TO DO: Pick out all lines of the entries that include the word "Parrocchia" and copy them.

•••••

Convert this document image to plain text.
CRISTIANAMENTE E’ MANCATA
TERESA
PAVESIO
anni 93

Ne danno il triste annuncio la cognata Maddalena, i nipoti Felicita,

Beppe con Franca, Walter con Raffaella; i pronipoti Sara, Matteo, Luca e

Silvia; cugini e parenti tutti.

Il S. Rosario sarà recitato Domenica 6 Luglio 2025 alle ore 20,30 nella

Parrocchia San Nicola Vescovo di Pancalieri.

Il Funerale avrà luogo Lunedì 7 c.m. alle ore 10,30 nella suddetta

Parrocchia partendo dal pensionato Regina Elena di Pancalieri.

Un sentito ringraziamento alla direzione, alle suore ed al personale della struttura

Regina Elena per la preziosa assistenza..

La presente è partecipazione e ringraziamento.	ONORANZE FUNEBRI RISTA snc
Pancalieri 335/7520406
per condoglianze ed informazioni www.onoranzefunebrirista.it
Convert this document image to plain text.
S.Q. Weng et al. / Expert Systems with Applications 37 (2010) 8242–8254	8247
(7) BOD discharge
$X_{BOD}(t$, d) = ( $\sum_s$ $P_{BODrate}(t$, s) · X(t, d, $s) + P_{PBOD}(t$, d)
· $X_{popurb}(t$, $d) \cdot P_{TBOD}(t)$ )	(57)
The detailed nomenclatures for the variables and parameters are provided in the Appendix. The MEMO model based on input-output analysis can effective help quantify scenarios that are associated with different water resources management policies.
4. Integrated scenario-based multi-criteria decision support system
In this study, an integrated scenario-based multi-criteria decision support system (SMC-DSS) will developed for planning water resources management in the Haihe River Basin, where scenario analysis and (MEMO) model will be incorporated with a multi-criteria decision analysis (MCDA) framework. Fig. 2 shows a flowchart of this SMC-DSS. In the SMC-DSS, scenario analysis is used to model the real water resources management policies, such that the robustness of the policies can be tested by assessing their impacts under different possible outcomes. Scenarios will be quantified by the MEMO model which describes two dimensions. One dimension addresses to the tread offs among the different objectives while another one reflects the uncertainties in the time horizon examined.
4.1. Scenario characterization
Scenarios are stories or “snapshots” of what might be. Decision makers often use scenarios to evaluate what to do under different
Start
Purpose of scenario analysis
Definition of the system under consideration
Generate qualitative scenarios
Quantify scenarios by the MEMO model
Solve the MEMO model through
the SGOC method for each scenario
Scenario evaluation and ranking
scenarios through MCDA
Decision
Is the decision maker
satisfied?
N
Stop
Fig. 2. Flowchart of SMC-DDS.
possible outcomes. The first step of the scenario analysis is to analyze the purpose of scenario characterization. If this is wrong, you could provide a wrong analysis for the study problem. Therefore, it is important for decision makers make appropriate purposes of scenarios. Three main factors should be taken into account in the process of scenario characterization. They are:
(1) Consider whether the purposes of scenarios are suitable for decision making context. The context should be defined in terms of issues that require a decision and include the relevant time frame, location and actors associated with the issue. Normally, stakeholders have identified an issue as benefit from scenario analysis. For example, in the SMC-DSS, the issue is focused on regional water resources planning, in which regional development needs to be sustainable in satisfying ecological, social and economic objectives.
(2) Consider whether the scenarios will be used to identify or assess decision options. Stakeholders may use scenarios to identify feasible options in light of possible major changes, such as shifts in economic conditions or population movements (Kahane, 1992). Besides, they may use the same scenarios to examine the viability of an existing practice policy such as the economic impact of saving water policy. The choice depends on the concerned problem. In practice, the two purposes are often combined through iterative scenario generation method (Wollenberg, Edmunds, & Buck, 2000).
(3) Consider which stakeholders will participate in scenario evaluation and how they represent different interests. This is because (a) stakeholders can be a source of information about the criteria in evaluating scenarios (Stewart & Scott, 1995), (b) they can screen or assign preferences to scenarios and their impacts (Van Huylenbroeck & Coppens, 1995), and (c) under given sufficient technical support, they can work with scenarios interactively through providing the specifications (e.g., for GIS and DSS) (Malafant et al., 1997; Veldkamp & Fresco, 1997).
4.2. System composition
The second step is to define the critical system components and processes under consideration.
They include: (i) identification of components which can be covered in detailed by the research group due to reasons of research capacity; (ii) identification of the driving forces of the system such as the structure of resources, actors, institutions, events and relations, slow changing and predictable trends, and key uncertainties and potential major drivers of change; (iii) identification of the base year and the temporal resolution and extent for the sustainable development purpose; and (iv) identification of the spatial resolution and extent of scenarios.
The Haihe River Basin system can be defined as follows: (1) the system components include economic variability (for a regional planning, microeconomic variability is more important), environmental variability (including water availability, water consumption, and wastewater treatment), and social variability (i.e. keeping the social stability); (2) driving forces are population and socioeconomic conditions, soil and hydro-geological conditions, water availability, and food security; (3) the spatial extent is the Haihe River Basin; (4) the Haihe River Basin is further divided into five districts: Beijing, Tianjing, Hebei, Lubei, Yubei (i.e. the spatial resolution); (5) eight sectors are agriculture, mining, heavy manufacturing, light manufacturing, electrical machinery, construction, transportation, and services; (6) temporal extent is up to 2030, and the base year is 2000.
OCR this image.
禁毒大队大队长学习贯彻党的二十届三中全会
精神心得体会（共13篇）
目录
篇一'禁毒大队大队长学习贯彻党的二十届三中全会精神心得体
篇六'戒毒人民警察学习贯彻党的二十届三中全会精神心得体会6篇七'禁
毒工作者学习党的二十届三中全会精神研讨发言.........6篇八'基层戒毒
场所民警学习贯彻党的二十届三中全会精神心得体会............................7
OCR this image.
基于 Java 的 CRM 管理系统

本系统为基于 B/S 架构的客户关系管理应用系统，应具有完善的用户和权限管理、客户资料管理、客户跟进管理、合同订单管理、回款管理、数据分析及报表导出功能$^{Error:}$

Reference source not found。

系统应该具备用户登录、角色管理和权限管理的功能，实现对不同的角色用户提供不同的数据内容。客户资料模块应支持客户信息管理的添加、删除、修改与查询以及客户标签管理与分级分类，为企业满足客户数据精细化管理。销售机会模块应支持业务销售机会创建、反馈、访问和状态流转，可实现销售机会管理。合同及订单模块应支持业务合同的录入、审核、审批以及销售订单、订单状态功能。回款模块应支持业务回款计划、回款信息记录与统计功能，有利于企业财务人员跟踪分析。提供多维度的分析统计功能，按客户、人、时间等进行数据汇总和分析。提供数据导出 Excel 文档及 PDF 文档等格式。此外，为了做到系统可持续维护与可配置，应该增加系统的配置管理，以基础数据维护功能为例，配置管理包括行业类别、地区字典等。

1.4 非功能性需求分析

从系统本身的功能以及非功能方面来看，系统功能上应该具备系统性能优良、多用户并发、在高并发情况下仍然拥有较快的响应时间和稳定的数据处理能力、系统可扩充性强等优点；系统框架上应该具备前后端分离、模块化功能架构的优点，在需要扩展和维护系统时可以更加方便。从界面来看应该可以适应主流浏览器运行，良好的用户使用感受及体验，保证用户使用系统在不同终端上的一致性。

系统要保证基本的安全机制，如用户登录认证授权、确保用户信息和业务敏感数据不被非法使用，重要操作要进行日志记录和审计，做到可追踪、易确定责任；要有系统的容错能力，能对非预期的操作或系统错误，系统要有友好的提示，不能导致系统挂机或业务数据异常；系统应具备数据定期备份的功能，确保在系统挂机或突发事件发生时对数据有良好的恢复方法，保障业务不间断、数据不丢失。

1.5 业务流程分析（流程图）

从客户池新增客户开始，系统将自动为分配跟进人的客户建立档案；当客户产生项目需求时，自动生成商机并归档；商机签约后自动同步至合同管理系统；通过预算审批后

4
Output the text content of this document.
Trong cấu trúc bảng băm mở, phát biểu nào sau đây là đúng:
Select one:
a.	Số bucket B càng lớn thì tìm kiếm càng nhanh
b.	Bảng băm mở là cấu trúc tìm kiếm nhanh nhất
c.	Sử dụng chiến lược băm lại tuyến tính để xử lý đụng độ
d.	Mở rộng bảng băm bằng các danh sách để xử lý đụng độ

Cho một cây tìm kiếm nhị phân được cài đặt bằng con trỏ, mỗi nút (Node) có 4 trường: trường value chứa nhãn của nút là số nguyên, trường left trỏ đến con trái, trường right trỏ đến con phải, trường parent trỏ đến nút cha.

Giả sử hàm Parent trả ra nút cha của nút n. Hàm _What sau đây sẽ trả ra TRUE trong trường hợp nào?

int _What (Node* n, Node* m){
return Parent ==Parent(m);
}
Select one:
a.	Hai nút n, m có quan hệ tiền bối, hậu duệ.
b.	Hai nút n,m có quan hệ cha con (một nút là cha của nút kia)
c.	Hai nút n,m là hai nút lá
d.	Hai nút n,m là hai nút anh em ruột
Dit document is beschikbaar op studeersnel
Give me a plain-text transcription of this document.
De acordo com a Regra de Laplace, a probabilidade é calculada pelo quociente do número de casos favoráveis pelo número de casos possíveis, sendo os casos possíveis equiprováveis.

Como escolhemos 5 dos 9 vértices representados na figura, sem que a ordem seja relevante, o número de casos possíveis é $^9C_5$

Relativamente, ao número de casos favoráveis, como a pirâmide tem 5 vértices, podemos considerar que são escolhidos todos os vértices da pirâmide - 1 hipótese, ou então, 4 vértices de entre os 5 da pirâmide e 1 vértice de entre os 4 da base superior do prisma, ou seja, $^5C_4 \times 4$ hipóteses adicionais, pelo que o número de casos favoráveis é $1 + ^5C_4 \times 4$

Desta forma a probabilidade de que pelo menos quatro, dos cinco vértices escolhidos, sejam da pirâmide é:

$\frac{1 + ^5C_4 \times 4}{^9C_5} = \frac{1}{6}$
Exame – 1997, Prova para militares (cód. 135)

•••••

OUTPUT BELOW:
Parrocchia San Nicola Vescovo di Pancalieri.
Parrocchia partendo dal pensionato Regina Elena di Pancalieri.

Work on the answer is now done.